SET TASK —
Recast the records, from the first line through the line containing "dictionary-entry: [688, 254, 1320, 315]" inclusive, as a Markdown table with the columns Entry and Text. Omit blank lines.

MATERIAL FOR THIS EXERCISE —
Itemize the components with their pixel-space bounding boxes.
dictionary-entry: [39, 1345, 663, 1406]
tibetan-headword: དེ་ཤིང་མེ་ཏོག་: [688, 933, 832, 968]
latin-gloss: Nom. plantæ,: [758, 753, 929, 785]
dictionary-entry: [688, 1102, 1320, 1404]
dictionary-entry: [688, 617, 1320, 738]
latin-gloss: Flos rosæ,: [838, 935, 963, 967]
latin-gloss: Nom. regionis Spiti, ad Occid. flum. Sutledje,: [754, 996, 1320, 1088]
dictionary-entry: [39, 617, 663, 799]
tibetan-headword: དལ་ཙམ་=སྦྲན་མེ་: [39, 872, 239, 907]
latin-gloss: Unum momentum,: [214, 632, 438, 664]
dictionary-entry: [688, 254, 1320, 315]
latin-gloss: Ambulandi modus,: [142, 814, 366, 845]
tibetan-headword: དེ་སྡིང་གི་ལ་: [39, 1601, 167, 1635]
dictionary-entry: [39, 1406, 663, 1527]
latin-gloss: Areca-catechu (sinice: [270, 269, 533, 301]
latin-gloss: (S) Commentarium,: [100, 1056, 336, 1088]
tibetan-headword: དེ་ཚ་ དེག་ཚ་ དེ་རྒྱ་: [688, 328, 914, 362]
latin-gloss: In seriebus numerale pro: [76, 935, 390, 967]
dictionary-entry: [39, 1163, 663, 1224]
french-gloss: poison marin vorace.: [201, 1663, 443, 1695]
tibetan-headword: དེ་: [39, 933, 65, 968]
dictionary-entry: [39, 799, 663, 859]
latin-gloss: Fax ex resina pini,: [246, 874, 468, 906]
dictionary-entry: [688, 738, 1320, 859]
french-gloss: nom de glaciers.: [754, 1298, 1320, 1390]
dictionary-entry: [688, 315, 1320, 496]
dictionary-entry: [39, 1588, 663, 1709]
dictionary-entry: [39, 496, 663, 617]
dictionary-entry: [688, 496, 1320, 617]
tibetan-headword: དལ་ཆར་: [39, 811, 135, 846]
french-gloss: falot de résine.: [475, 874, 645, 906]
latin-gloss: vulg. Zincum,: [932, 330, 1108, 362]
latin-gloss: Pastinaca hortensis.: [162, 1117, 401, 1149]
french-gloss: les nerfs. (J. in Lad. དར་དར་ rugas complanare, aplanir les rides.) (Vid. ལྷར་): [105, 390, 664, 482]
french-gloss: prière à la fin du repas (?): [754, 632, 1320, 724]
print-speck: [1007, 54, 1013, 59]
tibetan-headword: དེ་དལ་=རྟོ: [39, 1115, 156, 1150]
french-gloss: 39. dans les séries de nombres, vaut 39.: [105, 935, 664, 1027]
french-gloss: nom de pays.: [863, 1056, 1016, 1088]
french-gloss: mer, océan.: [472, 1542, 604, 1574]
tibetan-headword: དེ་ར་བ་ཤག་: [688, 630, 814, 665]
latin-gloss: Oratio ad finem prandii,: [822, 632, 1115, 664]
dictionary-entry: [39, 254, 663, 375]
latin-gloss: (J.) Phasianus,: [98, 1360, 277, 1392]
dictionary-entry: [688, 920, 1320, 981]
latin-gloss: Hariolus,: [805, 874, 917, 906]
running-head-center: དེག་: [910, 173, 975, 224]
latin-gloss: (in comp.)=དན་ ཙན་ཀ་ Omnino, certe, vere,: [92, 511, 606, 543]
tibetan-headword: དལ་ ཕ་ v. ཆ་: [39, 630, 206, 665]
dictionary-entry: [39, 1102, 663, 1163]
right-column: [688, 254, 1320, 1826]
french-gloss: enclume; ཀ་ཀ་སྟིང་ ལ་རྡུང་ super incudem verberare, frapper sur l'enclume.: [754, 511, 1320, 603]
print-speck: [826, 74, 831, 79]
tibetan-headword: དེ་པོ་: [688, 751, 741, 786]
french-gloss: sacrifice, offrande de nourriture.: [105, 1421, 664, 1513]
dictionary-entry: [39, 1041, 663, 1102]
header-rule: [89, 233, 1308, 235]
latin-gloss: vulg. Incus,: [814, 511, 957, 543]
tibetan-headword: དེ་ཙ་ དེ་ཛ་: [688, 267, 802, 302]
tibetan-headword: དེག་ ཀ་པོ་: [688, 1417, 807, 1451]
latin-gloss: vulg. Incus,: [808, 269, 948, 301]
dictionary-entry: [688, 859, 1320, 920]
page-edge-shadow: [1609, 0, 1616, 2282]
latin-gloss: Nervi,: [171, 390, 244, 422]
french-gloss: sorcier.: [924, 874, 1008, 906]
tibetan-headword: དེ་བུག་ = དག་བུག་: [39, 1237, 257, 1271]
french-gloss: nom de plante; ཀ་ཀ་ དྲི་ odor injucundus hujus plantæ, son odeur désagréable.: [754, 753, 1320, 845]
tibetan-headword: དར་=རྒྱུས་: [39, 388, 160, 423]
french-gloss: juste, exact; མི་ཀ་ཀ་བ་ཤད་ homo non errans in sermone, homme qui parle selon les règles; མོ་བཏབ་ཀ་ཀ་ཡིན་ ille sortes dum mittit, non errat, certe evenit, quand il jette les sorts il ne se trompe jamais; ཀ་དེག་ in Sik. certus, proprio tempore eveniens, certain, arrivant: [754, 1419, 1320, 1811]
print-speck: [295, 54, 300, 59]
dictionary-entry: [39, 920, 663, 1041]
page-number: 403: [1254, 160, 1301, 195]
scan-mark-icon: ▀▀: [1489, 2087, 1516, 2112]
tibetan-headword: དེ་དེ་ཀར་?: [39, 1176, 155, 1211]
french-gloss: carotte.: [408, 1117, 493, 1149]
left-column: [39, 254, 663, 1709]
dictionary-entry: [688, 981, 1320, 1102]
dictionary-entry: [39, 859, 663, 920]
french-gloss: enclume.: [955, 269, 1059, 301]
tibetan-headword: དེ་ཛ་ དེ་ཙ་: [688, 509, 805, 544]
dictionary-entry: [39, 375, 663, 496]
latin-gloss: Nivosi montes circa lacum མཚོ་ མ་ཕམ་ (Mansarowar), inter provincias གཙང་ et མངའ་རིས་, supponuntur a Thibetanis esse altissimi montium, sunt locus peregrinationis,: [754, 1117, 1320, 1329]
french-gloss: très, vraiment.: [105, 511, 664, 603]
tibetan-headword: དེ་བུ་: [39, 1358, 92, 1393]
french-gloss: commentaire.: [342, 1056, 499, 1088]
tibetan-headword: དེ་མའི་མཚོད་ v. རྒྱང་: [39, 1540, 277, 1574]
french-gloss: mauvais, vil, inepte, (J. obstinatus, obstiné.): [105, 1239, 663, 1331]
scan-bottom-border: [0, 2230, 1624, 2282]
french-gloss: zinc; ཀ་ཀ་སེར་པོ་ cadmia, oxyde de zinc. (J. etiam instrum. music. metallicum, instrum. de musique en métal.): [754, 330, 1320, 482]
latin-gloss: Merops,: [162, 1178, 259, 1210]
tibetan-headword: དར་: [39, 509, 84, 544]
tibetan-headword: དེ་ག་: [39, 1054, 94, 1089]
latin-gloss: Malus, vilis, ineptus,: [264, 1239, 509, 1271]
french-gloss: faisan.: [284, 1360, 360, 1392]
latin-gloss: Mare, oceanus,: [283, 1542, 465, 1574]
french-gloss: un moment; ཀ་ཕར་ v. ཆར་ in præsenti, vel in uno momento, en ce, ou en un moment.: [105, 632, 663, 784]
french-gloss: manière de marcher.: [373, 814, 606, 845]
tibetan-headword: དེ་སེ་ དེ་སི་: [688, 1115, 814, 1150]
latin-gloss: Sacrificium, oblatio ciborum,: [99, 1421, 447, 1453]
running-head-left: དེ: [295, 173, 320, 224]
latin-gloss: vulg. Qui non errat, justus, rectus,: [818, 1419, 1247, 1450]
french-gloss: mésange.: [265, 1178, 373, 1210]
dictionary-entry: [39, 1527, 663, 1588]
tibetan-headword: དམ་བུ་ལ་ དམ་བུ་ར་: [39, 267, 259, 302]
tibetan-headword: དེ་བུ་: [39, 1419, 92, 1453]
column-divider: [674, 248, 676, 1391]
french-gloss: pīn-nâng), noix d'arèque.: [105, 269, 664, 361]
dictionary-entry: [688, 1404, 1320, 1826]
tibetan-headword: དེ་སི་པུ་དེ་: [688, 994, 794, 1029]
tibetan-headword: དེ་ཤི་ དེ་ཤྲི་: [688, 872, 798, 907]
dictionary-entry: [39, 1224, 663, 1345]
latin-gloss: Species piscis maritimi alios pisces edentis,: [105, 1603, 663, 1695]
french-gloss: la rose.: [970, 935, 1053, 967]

EXERCISE SOLUTION —
| Entry | Text |
|---|---|
| 1 | Itemize the components with their pixel-space bounding boxes. |
| 2 | dictionary-entry: [39, 1345, 663, 1406] |
| 3 | tibetan-headword: དེ་ཤིང་མེ་ཏོག་: [688, 933, 832, 968] |
| 4 | latin-gloss: Nom. plantæ,: [758, 753, 929, 785] |
| 5 | dictionary-entry: [688, 1102, 1320, 1404] |
| 6 | dictionary-entry: [688, 617, 1320, 738] |
| 7 | latin-gloss: Flos rosæ,: [838, 935, 963, 967] |
| 8 | latin-gloss: Nom. regionis Spiti, ad Occid. flum. Sutledje,: [754, 996, 1320, 1088] |
| 9 | dictionary-entry: [39, 617, 663, 799] |
| 10 | tibetan-headword: དལ་ཙམ་=སྦྲན་མེ་: [39, 872, 239, 907] |
| 11 | latin-gloss: Unum momentum,: [214, 632, 438, 664] |
| 12 | dictionary-entry: [688, 254, 1320, 315] |